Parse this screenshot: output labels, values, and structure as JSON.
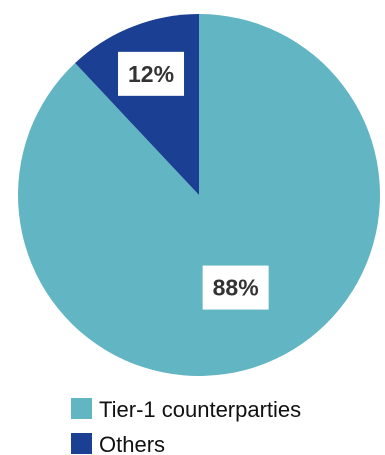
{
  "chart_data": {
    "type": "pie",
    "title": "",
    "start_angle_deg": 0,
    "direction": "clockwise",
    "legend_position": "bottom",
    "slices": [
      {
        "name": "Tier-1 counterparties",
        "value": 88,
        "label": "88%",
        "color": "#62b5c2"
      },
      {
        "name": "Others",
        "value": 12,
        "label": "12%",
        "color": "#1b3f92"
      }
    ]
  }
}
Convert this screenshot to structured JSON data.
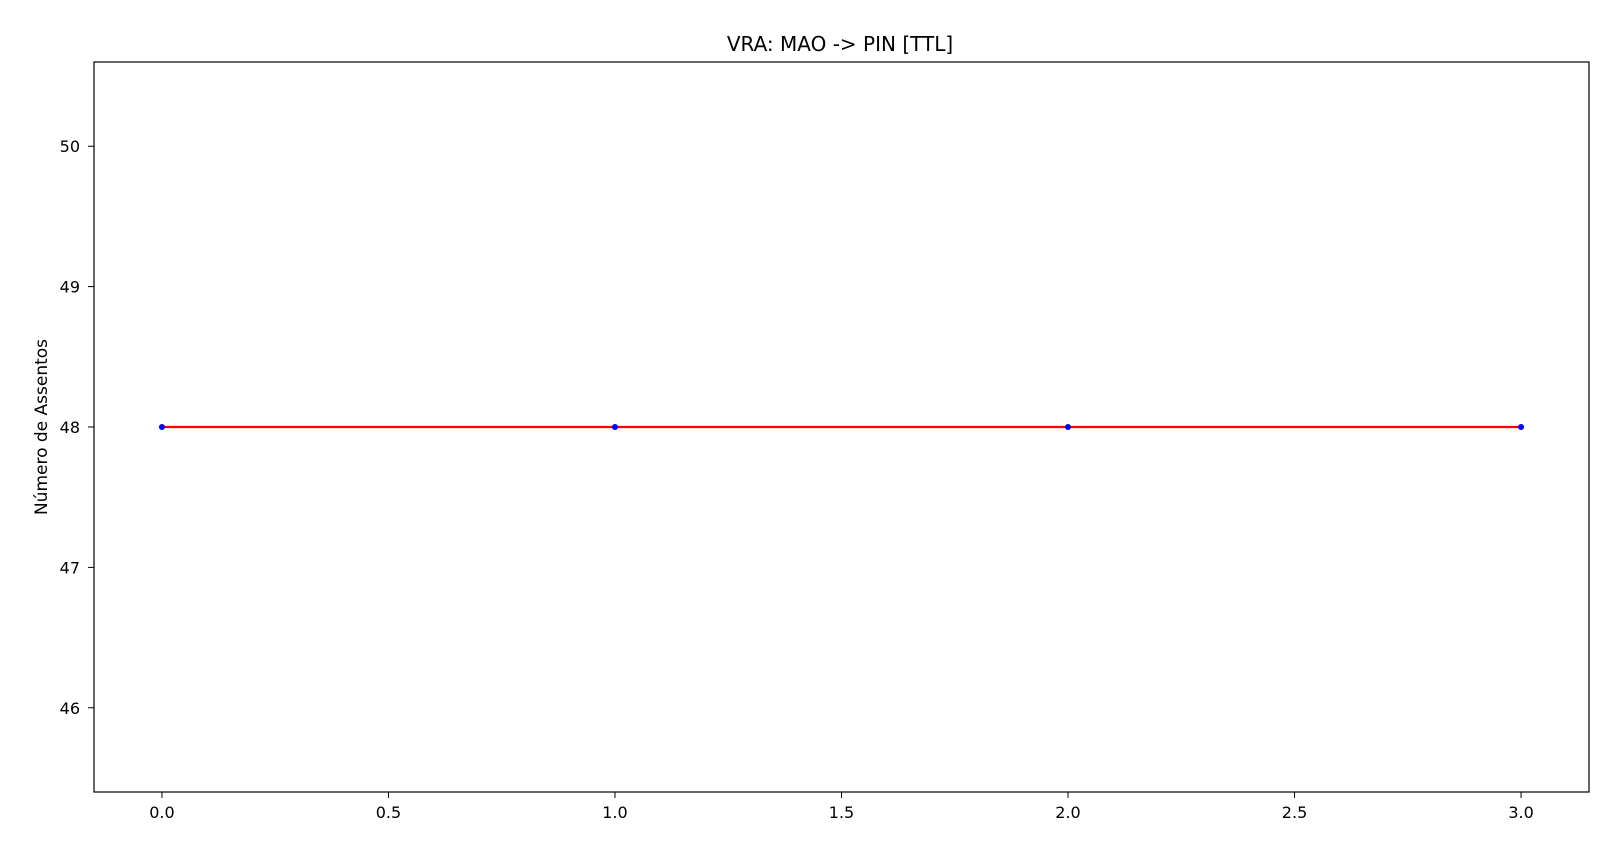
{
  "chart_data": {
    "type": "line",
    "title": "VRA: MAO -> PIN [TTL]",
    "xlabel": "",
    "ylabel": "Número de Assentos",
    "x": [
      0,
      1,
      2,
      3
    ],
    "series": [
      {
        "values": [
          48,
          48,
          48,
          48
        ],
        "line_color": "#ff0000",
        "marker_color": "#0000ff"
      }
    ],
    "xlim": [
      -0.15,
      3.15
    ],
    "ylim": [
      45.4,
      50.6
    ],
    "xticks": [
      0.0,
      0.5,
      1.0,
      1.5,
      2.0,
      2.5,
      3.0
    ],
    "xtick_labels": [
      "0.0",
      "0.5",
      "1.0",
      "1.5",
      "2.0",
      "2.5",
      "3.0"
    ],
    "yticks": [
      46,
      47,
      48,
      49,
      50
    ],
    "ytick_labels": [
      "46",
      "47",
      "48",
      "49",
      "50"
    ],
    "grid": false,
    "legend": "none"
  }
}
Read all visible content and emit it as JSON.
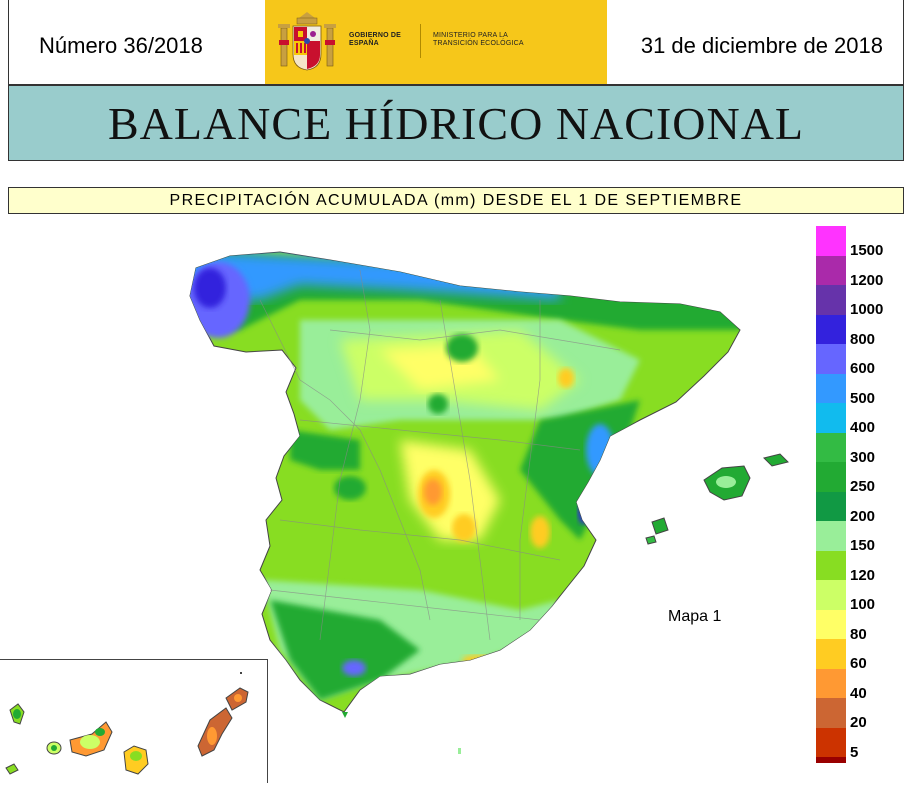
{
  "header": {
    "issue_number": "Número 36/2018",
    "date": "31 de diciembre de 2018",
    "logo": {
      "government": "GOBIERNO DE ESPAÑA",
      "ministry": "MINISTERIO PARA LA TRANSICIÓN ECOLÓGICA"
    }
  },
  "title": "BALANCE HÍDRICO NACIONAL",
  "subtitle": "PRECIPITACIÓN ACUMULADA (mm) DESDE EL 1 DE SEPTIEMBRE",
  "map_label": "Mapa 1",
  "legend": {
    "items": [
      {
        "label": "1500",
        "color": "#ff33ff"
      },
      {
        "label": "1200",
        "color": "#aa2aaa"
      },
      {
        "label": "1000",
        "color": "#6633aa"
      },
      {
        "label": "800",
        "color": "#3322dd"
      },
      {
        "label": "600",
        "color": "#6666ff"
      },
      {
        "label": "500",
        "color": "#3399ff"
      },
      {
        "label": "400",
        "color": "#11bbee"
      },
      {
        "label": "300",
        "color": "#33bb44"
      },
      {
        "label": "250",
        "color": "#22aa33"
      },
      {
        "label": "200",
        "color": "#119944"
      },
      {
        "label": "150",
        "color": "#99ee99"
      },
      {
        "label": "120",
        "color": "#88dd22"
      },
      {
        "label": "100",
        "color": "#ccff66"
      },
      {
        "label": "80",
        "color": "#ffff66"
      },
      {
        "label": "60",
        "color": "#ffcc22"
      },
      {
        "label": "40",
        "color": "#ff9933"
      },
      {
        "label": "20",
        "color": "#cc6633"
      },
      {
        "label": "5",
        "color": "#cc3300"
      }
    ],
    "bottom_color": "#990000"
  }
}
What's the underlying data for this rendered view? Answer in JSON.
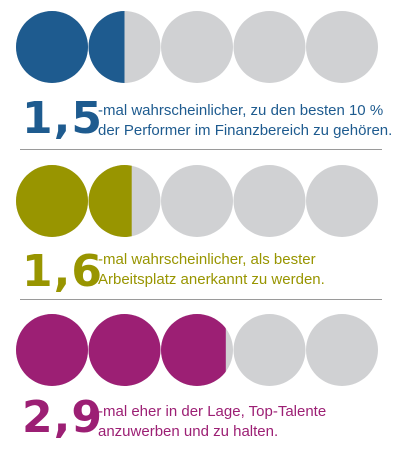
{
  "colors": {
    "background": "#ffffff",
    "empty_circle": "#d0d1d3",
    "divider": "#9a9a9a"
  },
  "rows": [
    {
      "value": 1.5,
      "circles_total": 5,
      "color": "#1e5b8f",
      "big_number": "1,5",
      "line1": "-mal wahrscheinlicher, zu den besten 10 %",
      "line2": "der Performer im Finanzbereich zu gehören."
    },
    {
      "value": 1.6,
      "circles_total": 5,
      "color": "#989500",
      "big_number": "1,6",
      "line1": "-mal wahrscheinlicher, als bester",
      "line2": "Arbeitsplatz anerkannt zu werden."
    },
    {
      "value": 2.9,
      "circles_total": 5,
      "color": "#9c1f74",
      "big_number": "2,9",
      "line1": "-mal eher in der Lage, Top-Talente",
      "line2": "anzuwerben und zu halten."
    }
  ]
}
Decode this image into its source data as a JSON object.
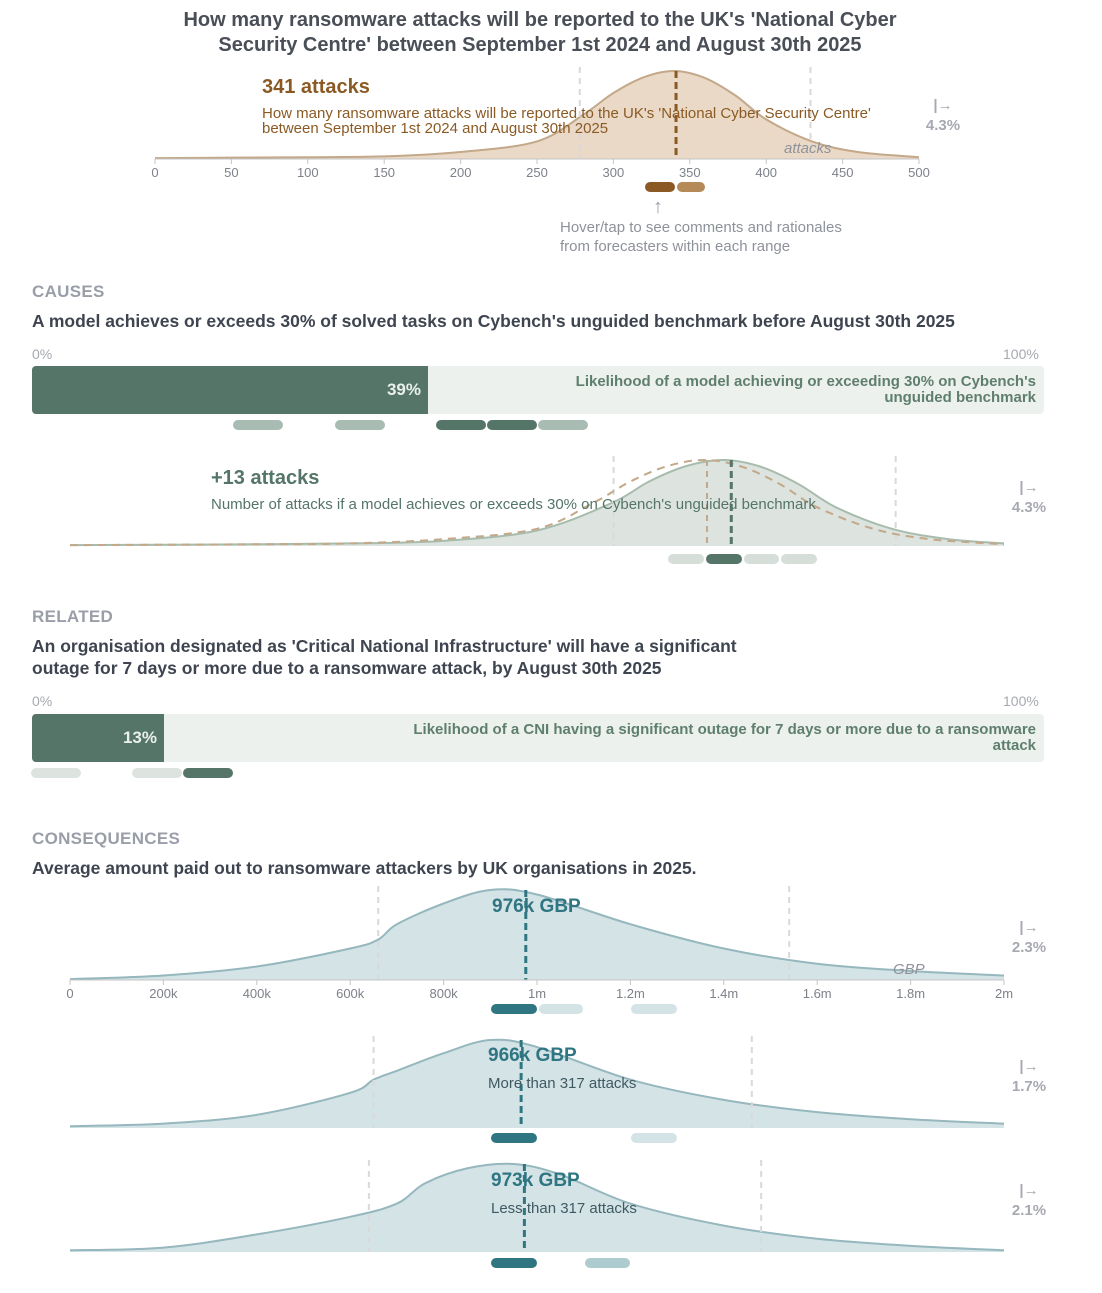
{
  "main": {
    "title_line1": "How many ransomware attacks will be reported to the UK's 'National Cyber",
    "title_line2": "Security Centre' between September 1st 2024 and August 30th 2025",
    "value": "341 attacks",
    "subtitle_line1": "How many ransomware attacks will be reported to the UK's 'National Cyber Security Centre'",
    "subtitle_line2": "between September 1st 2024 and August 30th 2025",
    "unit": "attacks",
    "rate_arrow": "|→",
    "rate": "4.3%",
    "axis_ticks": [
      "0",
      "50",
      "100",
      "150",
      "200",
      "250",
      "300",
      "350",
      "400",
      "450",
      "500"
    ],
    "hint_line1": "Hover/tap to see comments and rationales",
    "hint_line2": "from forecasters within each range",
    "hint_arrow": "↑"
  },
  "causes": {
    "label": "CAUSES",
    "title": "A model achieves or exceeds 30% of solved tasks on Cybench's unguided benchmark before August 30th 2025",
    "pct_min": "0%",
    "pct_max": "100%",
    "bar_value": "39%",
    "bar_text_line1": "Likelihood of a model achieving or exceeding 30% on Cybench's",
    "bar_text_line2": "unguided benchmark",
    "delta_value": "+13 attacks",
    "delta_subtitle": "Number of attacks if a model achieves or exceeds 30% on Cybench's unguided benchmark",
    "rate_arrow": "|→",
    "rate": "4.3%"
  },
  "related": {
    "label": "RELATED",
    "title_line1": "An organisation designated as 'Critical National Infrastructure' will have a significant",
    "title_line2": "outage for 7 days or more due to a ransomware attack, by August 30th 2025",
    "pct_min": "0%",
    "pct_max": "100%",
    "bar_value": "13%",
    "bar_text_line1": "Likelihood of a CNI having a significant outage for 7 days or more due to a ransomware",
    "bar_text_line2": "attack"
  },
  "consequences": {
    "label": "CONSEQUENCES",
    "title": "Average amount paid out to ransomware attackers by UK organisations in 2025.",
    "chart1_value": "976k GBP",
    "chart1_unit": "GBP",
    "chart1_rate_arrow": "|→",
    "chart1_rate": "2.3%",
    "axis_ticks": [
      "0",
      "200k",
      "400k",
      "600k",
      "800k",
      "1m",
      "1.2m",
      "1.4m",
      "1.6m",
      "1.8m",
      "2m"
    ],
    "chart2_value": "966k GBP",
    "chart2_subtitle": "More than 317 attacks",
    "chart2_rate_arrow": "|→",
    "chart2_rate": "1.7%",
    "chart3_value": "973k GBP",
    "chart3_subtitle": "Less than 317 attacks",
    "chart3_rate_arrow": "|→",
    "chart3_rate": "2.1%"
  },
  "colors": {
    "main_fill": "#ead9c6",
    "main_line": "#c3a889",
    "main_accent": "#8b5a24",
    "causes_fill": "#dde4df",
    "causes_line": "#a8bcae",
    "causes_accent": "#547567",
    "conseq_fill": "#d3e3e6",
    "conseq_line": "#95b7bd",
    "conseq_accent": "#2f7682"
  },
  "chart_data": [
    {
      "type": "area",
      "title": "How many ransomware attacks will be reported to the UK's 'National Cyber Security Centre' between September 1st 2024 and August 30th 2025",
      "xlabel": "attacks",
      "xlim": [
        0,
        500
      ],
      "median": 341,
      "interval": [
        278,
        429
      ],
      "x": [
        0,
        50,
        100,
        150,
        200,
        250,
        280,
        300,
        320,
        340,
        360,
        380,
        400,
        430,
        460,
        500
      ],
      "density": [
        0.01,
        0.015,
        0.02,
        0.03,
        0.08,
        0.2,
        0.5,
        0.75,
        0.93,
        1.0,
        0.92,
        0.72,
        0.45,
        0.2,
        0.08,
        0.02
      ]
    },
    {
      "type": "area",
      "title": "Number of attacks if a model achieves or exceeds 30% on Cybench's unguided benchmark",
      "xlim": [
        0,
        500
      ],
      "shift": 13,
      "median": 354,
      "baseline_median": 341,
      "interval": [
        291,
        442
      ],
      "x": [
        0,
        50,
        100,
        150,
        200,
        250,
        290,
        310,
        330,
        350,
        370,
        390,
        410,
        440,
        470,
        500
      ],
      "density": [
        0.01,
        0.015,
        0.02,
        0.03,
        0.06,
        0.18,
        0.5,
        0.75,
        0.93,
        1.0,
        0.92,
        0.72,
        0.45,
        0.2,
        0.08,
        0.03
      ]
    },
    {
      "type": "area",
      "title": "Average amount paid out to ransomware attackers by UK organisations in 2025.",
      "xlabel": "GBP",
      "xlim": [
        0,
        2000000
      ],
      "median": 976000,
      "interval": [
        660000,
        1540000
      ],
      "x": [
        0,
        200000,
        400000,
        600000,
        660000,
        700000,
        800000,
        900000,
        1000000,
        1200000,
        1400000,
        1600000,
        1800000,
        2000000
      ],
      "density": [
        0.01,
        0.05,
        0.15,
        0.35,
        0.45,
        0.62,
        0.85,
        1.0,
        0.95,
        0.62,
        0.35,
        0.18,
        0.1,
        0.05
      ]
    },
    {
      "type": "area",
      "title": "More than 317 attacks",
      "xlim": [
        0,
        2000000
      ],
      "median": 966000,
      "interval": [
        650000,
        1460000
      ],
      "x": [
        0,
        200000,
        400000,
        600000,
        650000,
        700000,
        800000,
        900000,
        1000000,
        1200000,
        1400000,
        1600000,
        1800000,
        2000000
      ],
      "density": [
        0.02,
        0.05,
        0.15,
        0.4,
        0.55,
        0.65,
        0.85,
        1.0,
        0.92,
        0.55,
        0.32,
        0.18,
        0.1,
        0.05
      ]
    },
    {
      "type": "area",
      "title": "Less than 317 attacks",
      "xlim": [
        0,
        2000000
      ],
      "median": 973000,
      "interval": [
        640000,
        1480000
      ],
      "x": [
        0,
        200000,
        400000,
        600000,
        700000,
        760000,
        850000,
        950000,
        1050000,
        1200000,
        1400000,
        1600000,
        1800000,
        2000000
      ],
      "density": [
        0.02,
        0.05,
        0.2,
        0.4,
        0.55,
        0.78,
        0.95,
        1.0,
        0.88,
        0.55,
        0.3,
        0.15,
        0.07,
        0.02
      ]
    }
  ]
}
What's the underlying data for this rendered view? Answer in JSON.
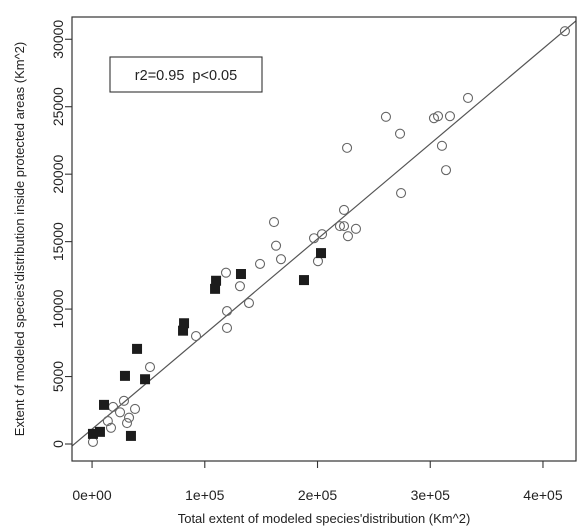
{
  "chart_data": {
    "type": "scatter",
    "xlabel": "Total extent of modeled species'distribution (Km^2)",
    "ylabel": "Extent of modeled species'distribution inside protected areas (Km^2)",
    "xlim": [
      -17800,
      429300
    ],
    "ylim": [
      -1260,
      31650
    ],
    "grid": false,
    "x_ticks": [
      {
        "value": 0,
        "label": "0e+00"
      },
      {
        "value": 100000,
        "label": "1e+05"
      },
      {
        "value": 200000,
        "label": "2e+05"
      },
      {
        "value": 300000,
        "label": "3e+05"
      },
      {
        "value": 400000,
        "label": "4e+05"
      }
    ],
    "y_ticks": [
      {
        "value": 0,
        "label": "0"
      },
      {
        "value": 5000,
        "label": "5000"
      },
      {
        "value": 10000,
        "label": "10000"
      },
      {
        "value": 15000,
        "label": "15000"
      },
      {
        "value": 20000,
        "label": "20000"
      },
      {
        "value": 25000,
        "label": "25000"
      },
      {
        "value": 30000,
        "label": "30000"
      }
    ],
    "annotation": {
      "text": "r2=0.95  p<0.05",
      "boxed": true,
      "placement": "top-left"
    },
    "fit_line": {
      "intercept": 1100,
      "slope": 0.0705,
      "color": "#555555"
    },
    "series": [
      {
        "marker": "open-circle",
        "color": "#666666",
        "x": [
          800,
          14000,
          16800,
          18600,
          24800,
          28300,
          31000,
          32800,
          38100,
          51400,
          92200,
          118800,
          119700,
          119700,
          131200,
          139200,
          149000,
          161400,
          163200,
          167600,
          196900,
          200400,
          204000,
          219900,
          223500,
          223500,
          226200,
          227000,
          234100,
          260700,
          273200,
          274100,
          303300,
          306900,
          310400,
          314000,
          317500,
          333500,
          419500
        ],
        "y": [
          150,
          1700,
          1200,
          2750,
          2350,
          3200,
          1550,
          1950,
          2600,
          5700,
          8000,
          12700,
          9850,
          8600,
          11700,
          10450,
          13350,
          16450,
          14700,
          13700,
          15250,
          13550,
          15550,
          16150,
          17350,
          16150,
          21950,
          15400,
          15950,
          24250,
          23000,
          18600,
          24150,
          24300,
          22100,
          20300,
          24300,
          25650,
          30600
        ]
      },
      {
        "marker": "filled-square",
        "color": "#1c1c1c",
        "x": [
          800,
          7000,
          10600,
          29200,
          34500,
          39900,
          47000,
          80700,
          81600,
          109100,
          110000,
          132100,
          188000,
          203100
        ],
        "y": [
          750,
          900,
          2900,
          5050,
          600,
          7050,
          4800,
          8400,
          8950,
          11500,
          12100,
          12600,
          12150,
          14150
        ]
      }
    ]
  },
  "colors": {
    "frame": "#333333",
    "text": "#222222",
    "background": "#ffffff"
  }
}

- - -

Short task - Where a line of the entries contains the word "significant", copy that line.

Worked solution -
    "title_line1": "An organisation designated as 'Critical National Infrastructure' will have a significant",
    "bar_text_line1": "Likelihood of a CNI having a significant outage for 7 days or more due to a ransomware",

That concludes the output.